---- Provided information

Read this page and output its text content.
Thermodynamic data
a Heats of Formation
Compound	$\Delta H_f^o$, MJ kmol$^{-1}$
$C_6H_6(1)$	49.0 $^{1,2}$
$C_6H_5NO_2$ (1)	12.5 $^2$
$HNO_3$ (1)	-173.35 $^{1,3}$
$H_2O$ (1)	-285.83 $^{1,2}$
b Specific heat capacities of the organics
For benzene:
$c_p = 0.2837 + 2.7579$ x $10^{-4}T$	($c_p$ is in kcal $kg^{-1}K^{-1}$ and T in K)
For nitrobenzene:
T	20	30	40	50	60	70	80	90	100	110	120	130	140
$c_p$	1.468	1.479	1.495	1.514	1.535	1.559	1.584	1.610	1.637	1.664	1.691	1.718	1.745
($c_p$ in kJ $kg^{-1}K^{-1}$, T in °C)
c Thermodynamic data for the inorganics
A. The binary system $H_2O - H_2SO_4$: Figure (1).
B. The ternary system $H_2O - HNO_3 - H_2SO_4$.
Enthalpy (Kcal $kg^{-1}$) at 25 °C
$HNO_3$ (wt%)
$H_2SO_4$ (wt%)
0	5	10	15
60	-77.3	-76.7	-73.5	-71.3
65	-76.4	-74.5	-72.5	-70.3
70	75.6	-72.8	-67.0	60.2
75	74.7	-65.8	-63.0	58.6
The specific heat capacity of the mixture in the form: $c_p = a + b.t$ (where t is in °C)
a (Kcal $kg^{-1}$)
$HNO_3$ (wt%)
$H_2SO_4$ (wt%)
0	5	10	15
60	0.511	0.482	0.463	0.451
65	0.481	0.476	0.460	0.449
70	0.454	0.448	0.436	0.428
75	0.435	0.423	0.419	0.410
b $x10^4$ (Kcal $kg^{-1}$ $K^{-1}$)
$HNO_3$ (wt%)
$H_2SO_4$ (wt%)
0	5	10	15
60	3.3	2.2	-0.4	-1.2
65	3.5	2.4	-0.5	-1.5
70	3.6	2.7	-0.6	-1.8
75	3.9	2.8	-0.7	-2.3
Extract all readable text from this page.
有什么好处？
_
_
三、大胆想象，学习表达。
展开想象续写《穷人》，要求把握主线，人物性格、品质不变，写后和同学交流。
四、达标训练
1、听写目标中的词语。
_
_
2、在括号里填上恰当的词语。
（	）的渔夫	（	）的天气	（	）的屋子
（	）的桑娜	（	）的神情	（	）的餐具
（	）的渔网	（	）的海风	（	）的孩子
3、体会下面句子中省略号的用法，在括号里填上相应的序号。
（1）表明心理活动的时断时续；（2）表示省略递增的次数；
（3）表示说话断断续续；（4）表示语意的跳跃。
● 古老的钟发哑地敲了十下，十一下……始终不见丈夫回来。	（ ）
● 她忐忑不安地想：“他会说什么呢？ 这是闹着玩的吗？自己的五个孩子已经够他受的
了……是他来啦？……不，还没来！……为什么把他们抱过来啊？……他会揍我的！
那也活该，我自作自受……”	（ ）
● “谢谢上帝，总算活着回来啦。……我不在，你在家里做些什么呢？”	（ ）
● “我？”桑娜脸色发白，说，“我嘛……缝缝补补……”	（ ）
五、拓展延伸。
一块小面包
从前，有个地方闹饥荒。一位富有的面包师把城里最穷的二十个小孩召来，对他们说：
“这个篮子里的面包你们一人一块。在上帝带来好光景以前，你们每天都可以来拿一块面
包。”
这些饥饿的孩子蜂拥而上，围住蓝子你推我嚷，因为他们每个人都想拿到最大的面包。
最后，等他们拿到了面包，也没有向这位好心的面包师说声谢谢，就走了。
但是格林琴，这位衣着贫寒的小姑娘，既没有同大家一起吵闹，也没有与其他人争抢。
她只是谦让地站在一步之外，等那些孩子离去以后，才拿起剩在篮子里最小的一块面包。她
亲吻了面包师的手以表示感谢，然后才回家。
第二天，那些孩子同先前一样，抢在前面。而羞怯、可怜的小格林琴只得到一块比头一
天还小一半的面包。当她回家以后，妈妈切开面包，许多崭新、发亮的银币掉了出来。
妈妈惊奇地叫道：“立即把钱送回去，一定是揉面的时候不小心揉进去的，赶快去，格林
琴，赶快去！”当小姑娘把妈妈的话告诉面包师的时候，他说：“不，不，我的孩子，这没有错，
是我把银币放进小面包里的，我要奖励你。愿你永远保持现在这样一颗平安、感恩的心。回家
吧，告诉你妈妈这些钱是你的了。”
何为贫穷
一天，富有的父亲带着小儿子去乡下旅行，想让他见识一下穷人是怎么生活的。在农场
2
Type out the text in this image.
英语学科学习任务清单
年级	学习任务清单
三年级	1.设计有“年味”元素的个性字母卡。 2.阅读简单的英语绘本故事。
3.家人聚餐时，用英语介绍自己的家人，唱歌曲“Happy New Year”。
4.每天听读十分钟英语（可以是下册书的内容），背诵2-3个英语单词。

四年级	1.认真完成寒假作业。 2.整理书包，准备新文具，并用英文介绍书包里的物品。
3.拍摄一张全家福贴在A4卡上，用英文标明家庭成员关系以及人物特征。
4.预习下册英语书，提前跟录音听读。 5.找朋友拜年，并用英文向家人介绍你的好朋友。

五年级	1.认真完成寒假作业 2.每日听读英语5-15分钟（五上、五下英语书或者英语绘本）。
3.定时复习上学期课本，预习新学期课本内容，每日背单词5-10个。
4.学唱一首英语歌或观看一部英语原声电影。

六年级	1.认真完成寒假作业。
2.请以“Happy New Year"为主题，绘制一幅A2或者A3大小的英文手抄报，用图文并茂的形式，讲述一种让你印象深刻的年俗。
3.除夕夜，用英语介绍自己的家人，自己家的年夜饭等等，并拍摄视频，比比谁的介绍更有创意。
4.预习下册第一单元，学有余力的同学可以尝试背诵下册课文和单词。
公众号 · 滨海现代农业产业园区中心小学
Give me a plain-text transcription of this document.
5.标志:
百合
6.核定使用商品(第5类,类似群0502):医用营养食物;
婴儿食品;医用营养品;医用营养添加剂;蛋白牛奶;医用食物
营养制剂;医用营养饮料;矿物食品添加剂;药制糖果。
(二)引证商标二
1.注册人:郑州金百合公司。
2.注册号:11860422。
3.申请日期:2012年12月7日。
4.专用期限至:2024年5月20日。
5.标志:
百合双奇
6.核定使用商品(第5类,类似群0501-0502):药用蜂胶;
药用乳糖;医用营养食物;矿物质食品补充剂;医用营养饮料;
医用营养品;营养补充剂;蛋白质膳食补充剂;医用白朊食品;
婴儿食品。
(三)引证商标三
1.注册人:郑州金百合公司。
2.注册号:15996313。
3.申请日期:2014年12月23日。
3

--------

- [Problem]: Output the complete data exactly as written.

- [Output for this task]:
Read this page and output its text content.
Thermodynamic data
a Heats of Formation
Compound	$\Delta H_f^o$, MJ kmol$^{-1}$
$C_6H_6(1)$	49.0 $^{1,2}$
$C_6H_5NO_2$ (1)	12.5 $^2$
$HNO_3$ (1)	-173.35 $^{1,3}$
$H_2O$ (1)	-285.83 $^{1,2}$
b Specific heat capacities of the organics
For benzene:
$c_p = 0.2837 + 2.7579$ x $10^{-4}T$	($c_p$ is in kcal $kg^{-1}K^{-1}$ and T in K)
For nitrobenzene:
T	20	30	40	50	60	70	80	90	100	110	120	130	140
$c_p$	1.468	1.479	1.495	1.514	1.535	1.559	1.584	1.610	1.637	1.664	1.691	1.718	1.745
($c_p$ in kJ $kg^{-1}K^{-1}$, T in °C)
c Thermodynamic data for the inorganics
A. The binary system $H_2O - H_2SO_4$: Figure (1).
B. The ternary system $H_2O - HNO_3 - H_2SO_4$.
Enthalpy (Kcal $kg^{-1}$) at 25 °C
$HNO_3$ (wt%)
$H_2SO_4$ (wt%)
0	5	10	15
60	-77.3	-76.7	-73.5	-71.3
65	-76.4	-74.5	-72.5	-70.3
70	75.6	-72.8	-67.0	60.2
75	74.7	-65.8	-63.0	58.6
The specific heat capacity of the mixture in the form: $c_p = a + b.t$ (where t is in °C)
a (Kcal $kg^{-1}$)
$HNO_3$ (wt%)
$H_2SO_4$ (wt%)
0	5	10	15
60	0.511	0.482	0.463	0.451
65	0.481	0.476	0.460	0.449
70	0.454	0.448	0.436	0.428
75	0.435	0.423	0.419	0.410
b $x10^4$ (Kcal $kg^{-1}$ $K^{-1}$)
$HNO_3$ (wt%)
$H_2SO_4$ (wt%)
0	5	10	15
60	3.3	2.2	-0.4	-1.2
65	3.5	2.4	-0.5	-1.5
70	3.6	2.7	-0.6	-1.8
75	3.9	2.8	-0.7	-2.3
Extract all readable text from this page.
有什么好处？
_
_
三、大胆想象，学习表达。
展开想象续写《穷人》，要求把握主线，人物性格、品质不变，写后和同学交流。
四、达标训练
1、听写目标中的词语。
_
_
2、在括号里填上恰当的词语。
（	）的渔夫	（	）的天气	（	）的屋子
（	）的桑娜	（	）的神情	（	）的餐具
（	）的渔网	（	）的海风	（	）的孩子
3、体会下面句子中省略号的用法，在括号里填上相应的序号。
（1）表明心理活动的时断时续；（2）表示省略递增的次数；
（3）表示说话断断续续；（4）表示语意的跳跃。
● 古老的钟发哑地敲了十下，十一下……始终不见丈夫回来。	（ ）
● 她忐忑不安地想：“他会说什么呢？ 这是闹着玩的吗？自己的五个孩子已经够他受的
了……是他来啦？……不，还没来！……为什么把他们抱过来啊？……他会揍我的！
那也活该，我自作自受……”	（ ）
● “谢谢上帝，总算活着回来啦。……我不在，你在家里做些什么呢？”	（ ）
● “我？”桑娜脸色发白，说，“我嘛……缝缝补补……”	（ ）
五、拓展延伸。
一块小面包
从前，有个地方闹饥荒。一位富有的面包师把城里最穷的二十个小孩召来，对他们说：
“这个篮子里的面包你们一人一块。在上帝带来好光景以前，你们每天都可以来拿一块面
包。”
这些饥饿的孩子蜂拥而上，围住蓝子你推我嚷，因为他们每个人都想拿到最大的面包。
最后，等他们拿到了面包，也没有向这位好心的面包师说声谢谢，就走了。
但是格林琴，这位衣着贫寒的小姑娘，既没有同大家一起吵闹，也没有与其他人争抢。
她只是谦让地站在一步之外，等那些孩子离去以后，才拿起剩在篮子里最小的一块面包。她
亲吻了面包师的手以表示感谢，然后才回家。
第二天，那些孩子同先前一样，抢在前面。而羞怯、可怜的小格林琴只得到一块比头一
天还小一半的面包。当她回家以后，妈妈切开面包，许多崭新、发亮的银币掉了出来。
妈妈惊奇地叫道：“立即把钱送回去，一定是揉面的时候不小心揉进去的，赶快去，格林
琴，赶快去！”当小姑娘把妈妈的话告诉面包师的时候，他说：“不，不，我的孩子，这没有错，
是我把银币放进小面包里的，我要奖励你。愿你永远保持现在这样一颗平安、感恩的心。回家
吧，告诉你妈妈这些钱是你的了。”
何为贫穷
一天，富有的父亲带着小儿子去乡下旅行，想让他见识一下穷人是怎么生活的。在农场
2
Type out the text in this image.
英语学科学习任务清单
年级	学习任务清单
三年级	1.设计有“年味”元素的个性字母卡。 2.阅读简单的英语绘本故事。
3.家人聚餐时，用英语介绍自己的家人，唱歌曲“Happy New Year”。
4.每天听读十分钟英语（可以是下册书的内容），背诵2-3个英语单词。

四年级	1.认真完成寒假作业。 2.整理书包，准备新文具，并用英文介绍书包里的物品。
3.拍摄一张全家福贴在A4卡上，用英文标明家庭成员关系以及人物特征。
4.预习下册英语书，提前跟录音听读。 5.找朋友拜年，并用英文向家人介绍你的好朋友。

五年级	1.认真完成寒假作业 2.每日听读英语5-15分钟（五上、五下英语书或者英语绘本）。
3.定时复习上学期课本，预习新学期课本内容，每日背单词5-10个。
4.学唱一首英语歌或观看一部英语原声电影。

六年级	1.认真完成寒假作业。
2.请以“Happy New Year"为主题，绘制一幅A2或者A3大小的英文手抄报，用图文并茂的形式，讲述一种让你印象深刻的年俗。
3.除夕夜，用英语介绍自己的家人，自己家的年夜饭等等，并拍摄视频，比比谁的介绍更有创意。
4.预习下册第一单元，学有余力的同学可以尝试背诵下册课文和单词。
公众号 · 滨海现代农业产业园区中心小学
Give me a plain-text transcription of this document.
5.标志:
百合
6.核定使用商品(第5类,类似群0502):医用营养食物;
婴儿食品;医用营养品;医用营养添加剂;蛋白牛奶;医用食物
营养制剂;医用营养饮料;矿物食品添加剂;药制糖果。
(二)引证商标二
1.注册人:郑州金百合公司。
2.注册号:11860422。
3.申请日期:2012年12月7日。
4.专用期限至:2024年5月20日。
5.标志:
百合双奇
6.核定使用商品(第5类,类似群0501-0502):药用蜂胶;
药用乳糖;医用营养食物;矿物质食品补充剂;医用营养饮料;
医用营养品;营养补充剂;蛋白质膳食补充剂;医用白朊食品;
婴儿食品。
(三)引证商标三
1.注册人:郑州金百合公司。
2.注册号:15996313。
3.申请日期:2014年12月23日。
3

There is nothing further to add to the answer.